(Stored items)
-=-=-=-=-

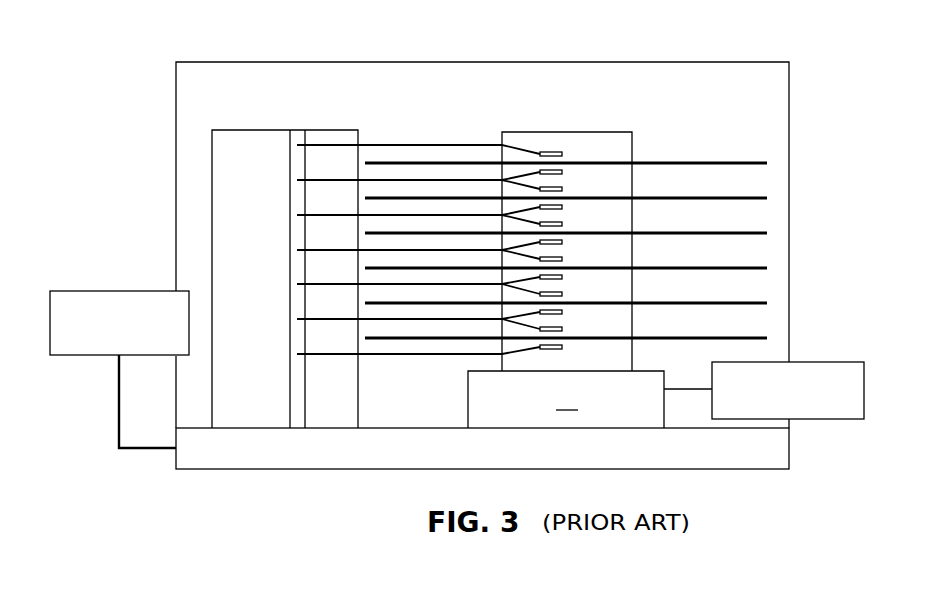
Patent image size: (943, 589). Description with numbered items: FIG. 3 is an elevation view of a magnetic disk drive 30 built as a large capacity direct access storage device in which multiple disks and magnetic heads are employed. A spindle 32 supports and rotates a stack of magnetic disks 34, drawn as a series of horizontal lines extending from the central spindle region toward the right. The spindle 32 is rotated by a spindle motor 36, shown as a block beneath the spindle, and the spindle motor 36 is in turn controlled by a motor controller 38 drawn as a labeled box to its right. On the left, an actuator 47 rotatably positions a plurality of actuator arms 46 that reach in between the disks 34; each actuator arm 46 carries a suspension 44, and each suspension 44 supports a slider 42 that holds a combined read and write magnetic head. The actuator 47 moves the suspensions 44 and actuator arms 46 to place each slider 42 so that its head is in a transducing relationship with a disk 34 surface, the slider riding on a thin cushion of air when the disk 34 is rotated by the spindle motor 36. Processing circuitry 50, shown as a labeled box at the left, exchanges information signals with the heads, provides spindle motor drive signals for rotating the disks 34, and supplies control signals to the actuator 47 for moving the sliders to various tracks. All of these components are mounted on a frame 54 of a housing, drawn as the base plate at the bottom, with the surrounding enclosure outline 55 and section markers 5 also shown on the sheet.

The section line 5- 5 is at (265, 14).
The magnetic disk drive 30 is at (680, 136).
The spindle 32 is at (622, 132).
The magnetic disk 34 is at (767, 163).
The spindle motor 36 is at (590, 399).
The motor controller 38 is at (822, 420).
The slider 42 is at (562, 172).
The suspension 44 is at (531, 178).
The actuator arm 46 is at (470, 180).
The actuator 47 is at (243, 130).
The processing circuitry 50 is at (91, 291).
The frame 54 is at (227, 469).
The housing 55 is at (700, 62).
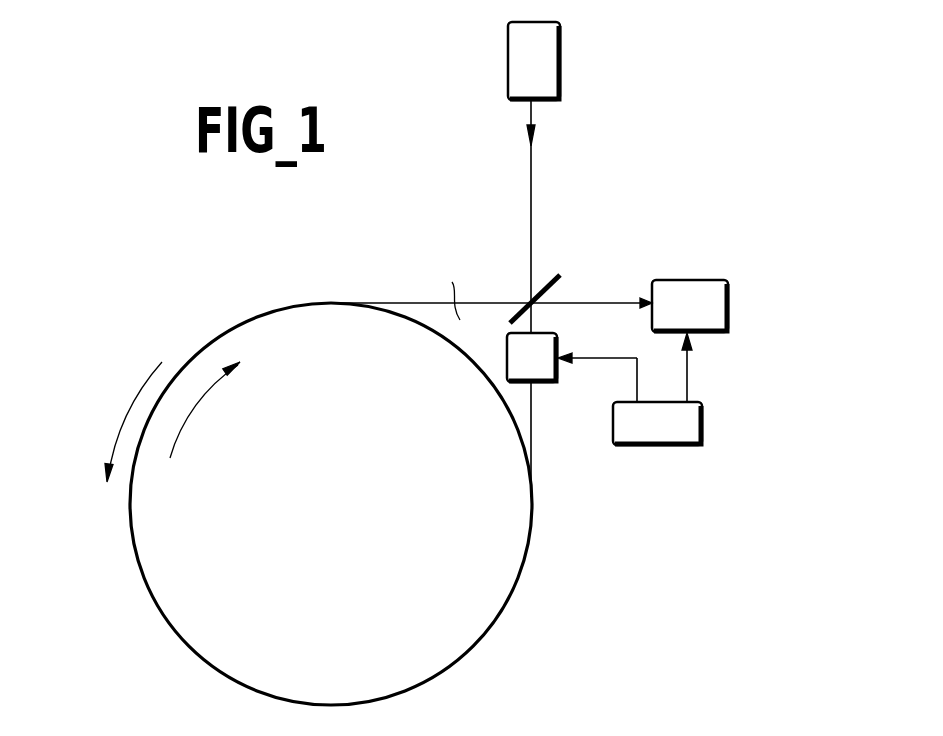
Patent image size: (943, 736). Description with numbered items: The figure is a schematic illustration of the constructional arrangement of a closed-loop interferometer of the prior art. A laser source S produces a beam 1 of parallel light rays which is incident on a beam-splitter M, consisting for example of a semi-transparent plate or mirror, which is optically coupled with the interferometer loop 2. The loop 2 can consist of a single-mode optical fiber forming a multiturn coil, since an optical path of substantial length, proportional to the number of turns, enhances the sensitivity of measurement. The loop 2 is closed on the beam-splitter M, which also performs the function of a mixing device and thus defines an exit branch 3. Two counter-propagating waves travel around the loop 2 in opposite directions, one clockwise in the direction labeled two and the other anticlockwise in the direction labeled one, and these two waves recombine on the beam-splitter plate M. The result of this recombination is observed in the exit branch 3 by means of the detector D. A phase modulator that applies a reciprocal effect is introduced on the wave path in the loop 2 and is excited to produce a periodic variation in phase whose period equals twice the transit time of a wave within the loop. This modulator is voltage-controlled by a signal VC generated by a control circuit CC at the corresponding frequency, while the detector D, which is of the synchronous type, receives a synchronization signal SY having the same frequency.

The laser source S is at (560, 62).
The beam 1 is at (531, 168).
The interferometer loop 2 is at (527, 556).
The beam-splitter M is at (562, 282).
The exit branch 3 is at (604, 303).
The detector D is at (688, 280).
The control voltage signal VC is at (612, 358).
The synchronization signal SY is at (688, 358).
The control circuit CC is at (645, 447).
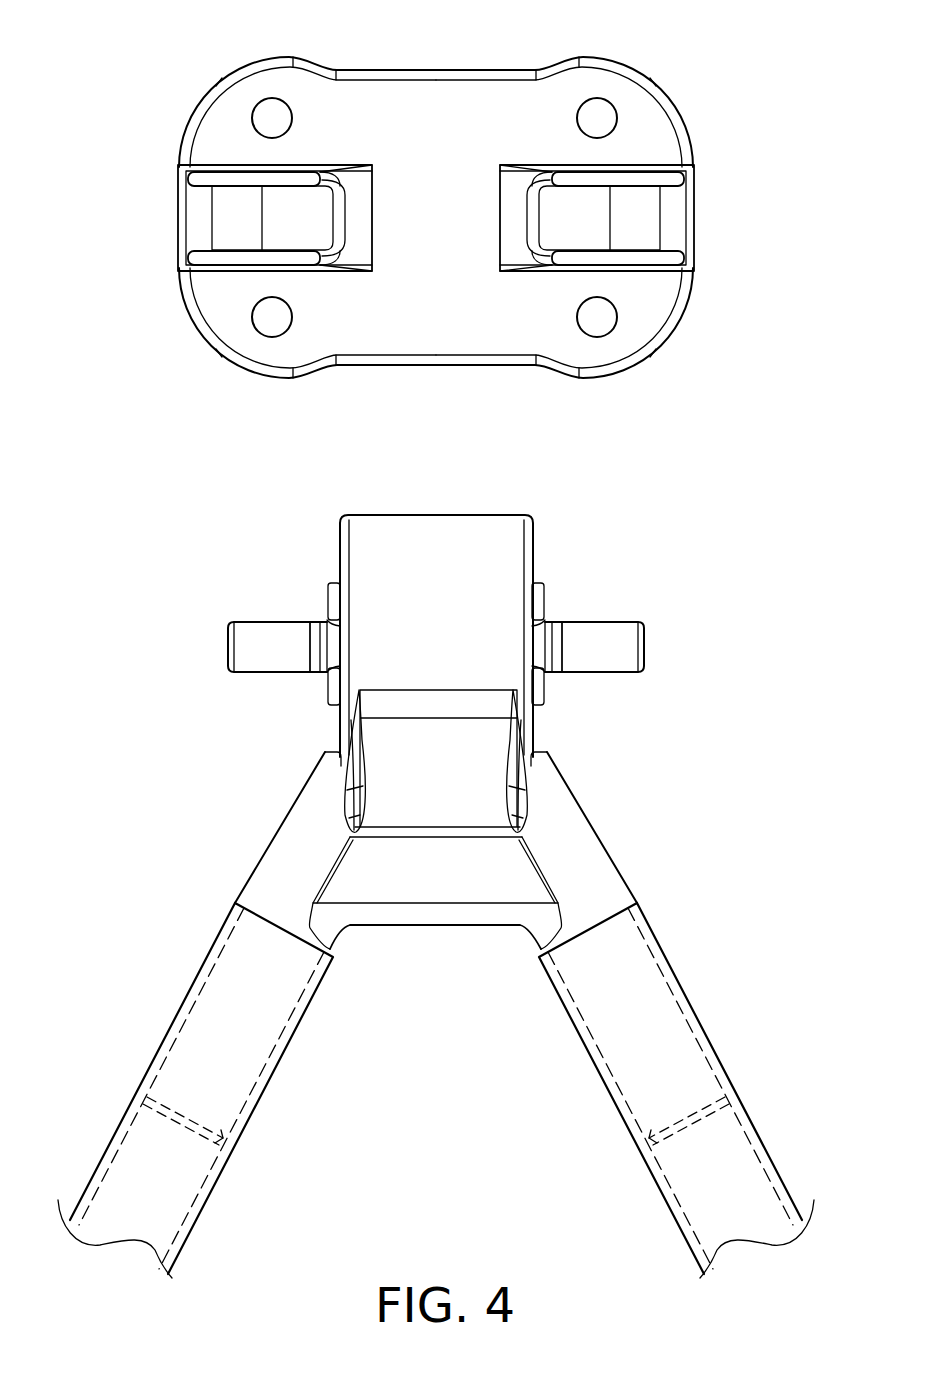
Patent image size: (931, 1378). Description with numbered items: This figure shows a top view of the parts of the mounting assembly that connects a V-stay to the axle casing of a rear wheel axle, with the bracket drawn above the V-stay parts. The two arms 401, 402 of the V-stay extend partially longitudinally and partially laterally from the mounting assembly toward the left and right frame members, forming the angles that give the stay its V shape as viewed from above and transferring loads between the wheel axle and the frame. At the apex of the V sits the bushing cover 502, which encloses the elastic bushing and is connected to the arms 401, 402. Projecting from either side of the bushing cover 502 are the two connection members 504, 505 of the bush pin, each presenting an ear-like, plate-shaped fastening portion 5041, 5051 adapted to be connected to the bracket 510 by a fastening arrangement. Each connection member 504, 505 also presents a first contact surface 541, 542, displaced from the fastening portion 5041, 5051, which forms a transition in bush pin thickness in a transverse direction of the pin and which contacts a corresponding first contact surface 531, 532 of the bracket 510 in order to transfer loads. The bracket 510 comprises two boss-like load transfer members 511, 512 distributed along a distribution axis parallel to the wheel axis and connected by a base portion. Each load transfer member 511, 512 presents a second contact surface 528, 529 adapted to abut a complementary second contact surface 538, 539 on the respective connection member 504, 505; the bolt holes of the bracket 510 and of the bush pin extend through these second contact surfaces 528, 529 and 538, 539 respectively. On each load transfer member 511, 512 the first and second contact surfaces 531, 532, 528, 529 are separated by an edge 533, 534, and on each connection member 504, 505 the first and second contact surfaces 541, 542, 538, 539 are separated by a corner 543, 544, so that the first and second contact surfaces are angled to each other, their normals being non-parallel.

The arm 401 is at (205, 1075).
The arm 402 is at (667, 1075).
The bushing cover 502 is at (434, 566).
The connection member 504 is at (250, 636).
The connection member 505 is at (622, 636).
The fastening portion 5041 is at (250, 660).
The fastening portion 5051 is at (622, 660).
The bracket 510 is at (430, 104).
The load transfer member 511 is at (190, 222).
The load transfer member 512 is at (682, 222).
The second contact surface 528 is at (218, 258).
The second contact surface 529 is at (654, 258).
The first contact surface 531 is at (342, 190).
The first contact surface 532 is at (528, 190).
The edge 533 is at (343, 260).
The edge 534 is at (528, 260).
The second contact surface 538 is at (272, 620).
The second contact surface 539 is at (600, 620).
The first contact surface 541 is at (327, 608).
The first contact surface 542 is at (545, 608).
The corner 543 is at (325, 620).
The corner 544 is at (547, 620).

-=-=-=-=-

**PROBLEM REQUIREMENTS**
How many lines in the listing above contain the word "laser"? Reply with the number alone.

**THE RESPONSE**
2